REQUEST: Return the lines below that carry the word "India".

**** GIVEN RECORDS ****

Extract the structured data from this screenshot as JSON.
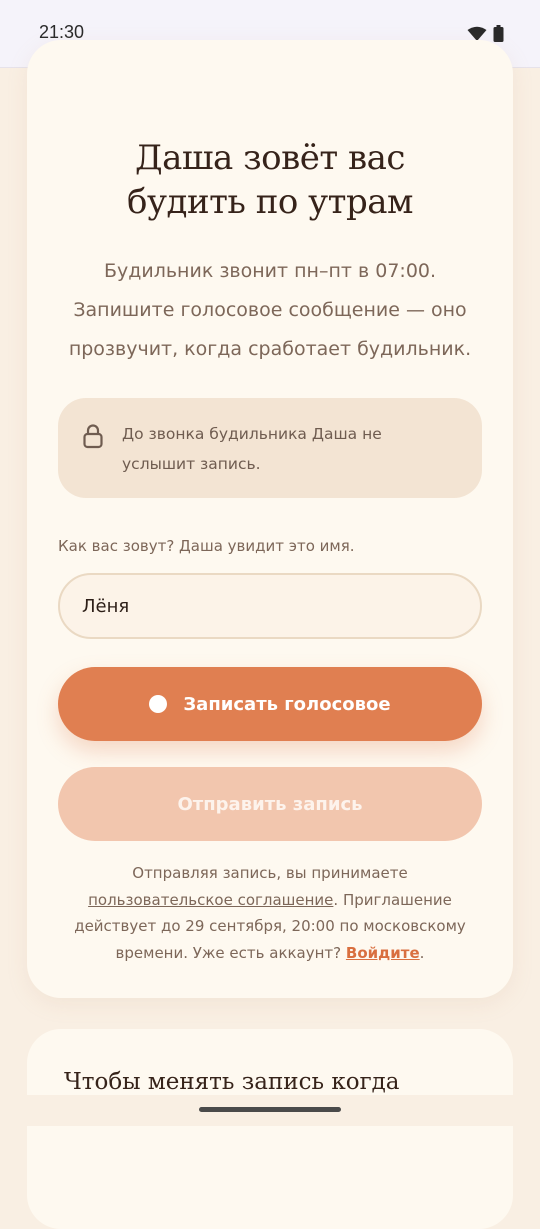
{
  "status_bar": {
    "time": "21:30",
    "icons": [
      "wifi-icon",
      "battery-icon"
    ]
  },
  "invite_card": {
    "title_line1": "Даша зовёт вас",
    "title_line2": "будить по утрам",
    "description": "Будильник звонит пн–пт в 07:00. Запишите голосовое сообщение — оно прозвучит, когда сработает будильник.",
    "privacy_notice": "До звонка будильника Даша не услышит запись.",
    "name_label": "Как вас зовут? Даша увидит это имя.",
    "name_value": "Лёня",
    "record_button": "Записать голосовое",
    "send_button": "Отправить запись",
    "legal_prefix": "Отправляя запись, вы принимаете",
    "terms_link": "пользовательское соглашение",
    "legal_middle": ". Приглашение действует до 29 сентября, 20:00 по московскому времени. Уже есть аккаунт?",
    "login_link": "Войдите",
    "legal_suffix": "."
  },
  "second_card": {
    "title": "Чтобы менять запись когда"
  },
  "colors": {
    "background": "#f9efe3",
    "card": "#fef9f0",
    "accent": "#e07f51",
    "accent_disabled": "#f2c6ae",
    "notice_bg": "#f3e4d3",
    "heading": "#36231a",
    "body_text": "#7d6759",
    "link_accent": "#d96f3f"
  }
}
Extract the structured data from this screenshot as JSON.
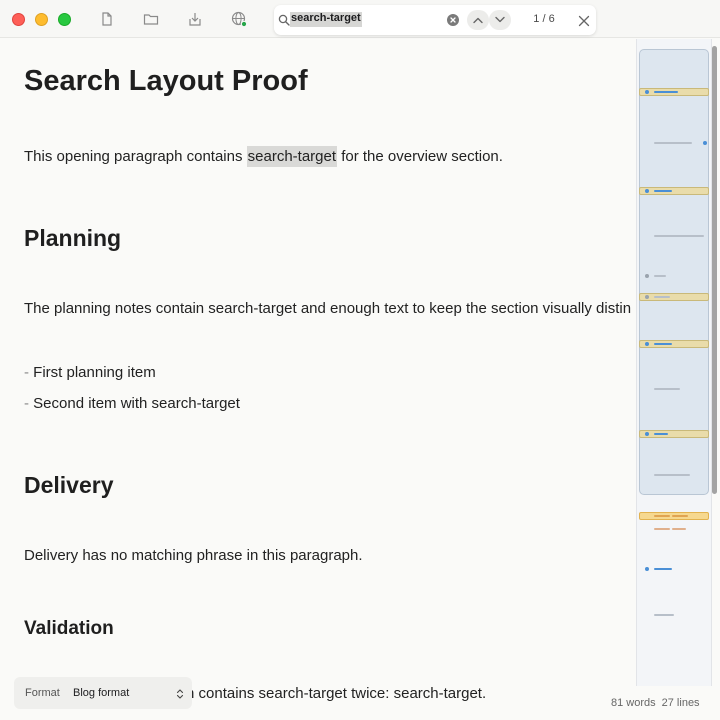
{
  "window": {
    "traffic_lights": {
      "close": "#fe5f57",
      "minimize": "#febc2e",
      "maximize": "#28c840"
    }
  },
  "toolbar": {
    "icons": [
      "new-document-icon",
      "folder-icon",
      "download-icon",
      "globe-icon"
    ],
    "status_dot_color": "#27a64a"
  },
  "find": {
    "query": "search-target",
    "match_count": "1 / 6"
  },
  "document": {
    "title": "Search Layout Proof",
    "intro_before": "This opening paragraph contains ",
    "intro_match": "search-target",
    "intro_after": " for the overview section.",
    "planning_heading": "Planning",
    "planning_text": "The planning notes contain search-target and enough text to keep the section visually distin",
    "bullet_dash": "-",
    "bullet_1": "First planning item",
    "bullet_2": "Second item with search-target",
    "delivery_heading": "Delivery",
    "delivery_text": "Delivery has no matching phrase in this paragraph.",
    "validation_heading": "Validation",
    "validation_text_visible": "n contains search-target twice: search-target."
  },
  "footer": {
    "format_label": "Format",
    "format_value": "Blog format",
    "words": "81 words",
    "lines": "27 lines"
  },
  "colors": {
    "highlight_match": "#d9d9d7",
    "minimap_viewport": "#dde6ef",
    "minimap_hit": "#e9dcaa",
    "minimap_current_hit": "#f6d88f",
    "accent_blue": "#4a8fd6"
  }
}
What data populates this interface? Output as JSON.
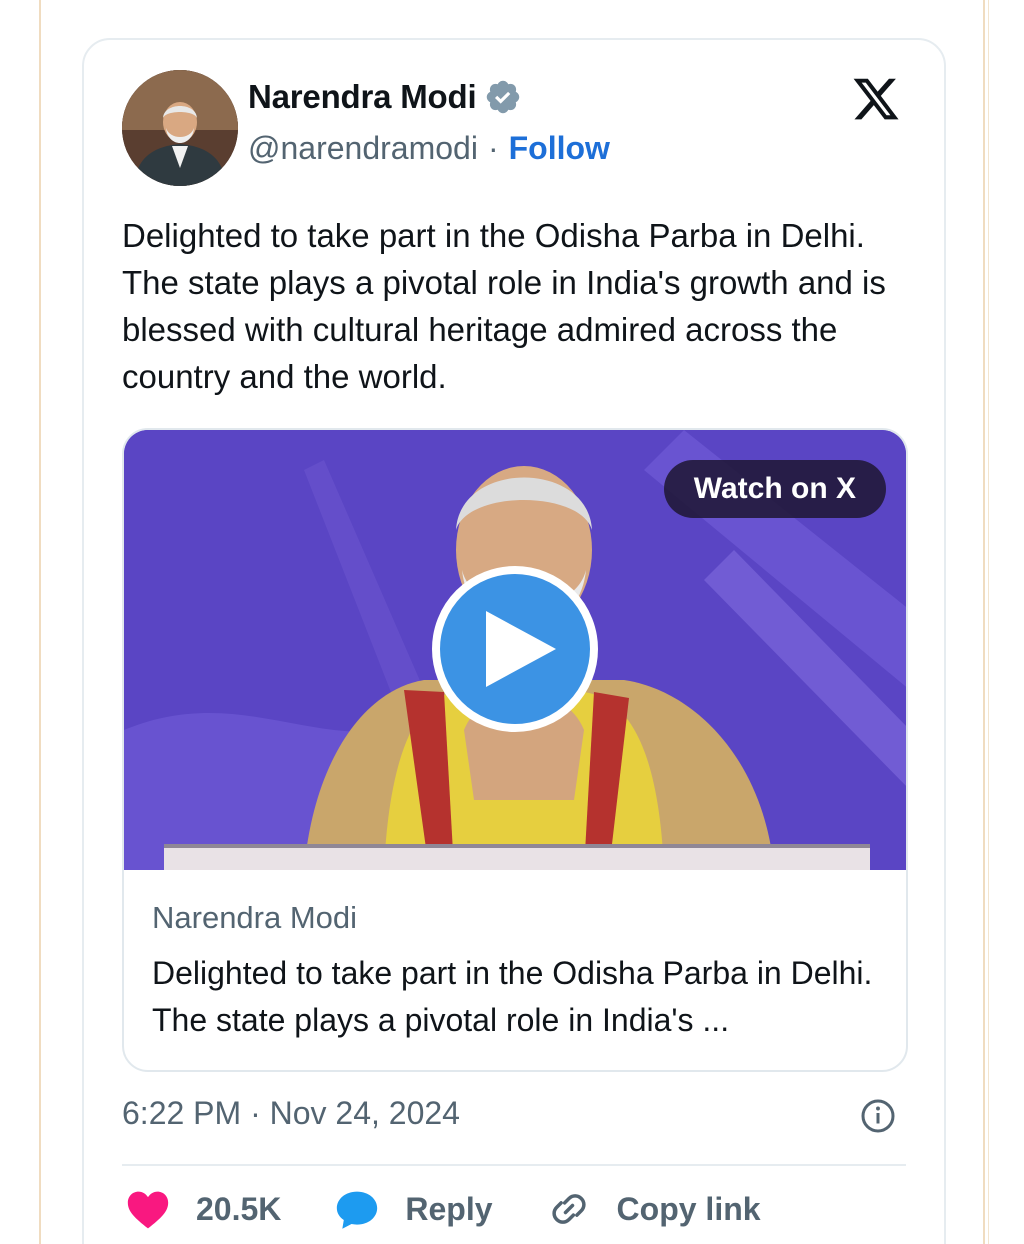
{
  "author": {
    "name": "Narendra Modi",
    "handle": "@narendramodi",
    "separator": "·",
    "follow_label": "Follow"
  },
  "tweet": {
    "text": "Delighted to take part in the Odisha Parba in Delhi. The state plays a pivotal role in India's growth and is blessed with cultural heritage admired across the country and the world."
  },
  "media": {
    "watch_label": "Watch on X",
    "card_name": "Narendra Modi",
    "card_description": "Delighted to take part in the Odisha Parba in Delhi. The state plays a pivotal role in India's ..."
  },
  "meta": {
    "timestamp": "6:22 PM · Nov 24, 2024"
  },
  "actions": {
    "likes": "20.5K",
    "reply_label": "Reply",
    "copy_label": "Copy link"
  },
  "colors": {
    "accent_blue": "#1d6fd8",
    "like_pink": "#f91880",
    "reply_blue": "#1d9bf0",
    "secondary_text": "#536471",
    "video_bg": "#5b47c6",
    "play_button": "#3c93e4"
  },
  "icons": {
    "verified": "verified-badge-icon",
    "x_logo": "x-logo-icon",
    "play": "play-icon",
    "info": "info-icon",
    "heart": "heart-icon",
    "reply": "reply-bubble-icon",
    "link": "link-icon"
  }
}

****

OUTPUT BELOW:
    "text": "Delighted to take part in the Odisha Parba in Delhi. The state plays a pivotal role in India's growth and is blessed with cultural heritage admired across the country and the world."
    "card_description": "Delighted to take part in the Odisha Parba in Delhi. The state plays a pivotal role in India's ..."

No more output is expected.